WRITTEN REQUEST —
Across the entries below, how many lines contain the word "Long"? Give the number alone.

## Begin EXERCISE INPUT

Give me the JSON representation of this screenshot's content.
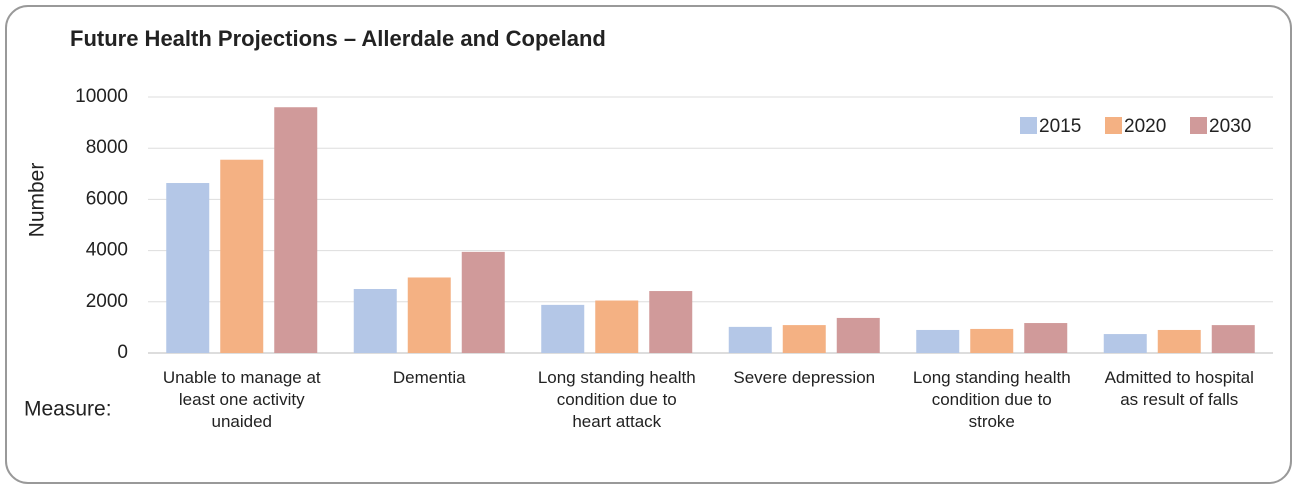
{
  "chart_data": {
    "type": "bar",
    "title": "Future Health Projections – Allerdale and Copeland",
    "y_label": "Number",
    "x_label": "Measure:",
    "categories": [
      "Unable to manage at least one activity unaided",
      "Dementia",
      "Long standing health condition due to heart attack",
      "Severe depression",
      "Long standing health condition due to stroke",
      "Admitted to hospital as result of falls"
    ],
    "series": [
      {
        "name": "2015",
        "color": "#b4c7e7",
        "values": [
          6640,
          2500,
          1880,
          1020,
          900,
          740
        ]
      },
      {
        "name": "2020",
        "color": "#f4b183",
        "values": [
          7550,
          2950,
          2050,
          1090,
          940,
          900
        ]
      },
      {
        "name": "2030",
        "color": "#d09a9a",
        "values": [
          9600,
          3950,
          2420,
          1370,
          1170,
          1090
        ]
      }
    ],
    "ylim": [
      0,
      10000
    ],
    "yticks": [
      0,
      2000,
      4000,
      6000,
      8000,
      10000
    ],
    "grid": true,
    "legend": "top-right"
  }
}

## End EXERCISE INPUT

OUTPUT —
2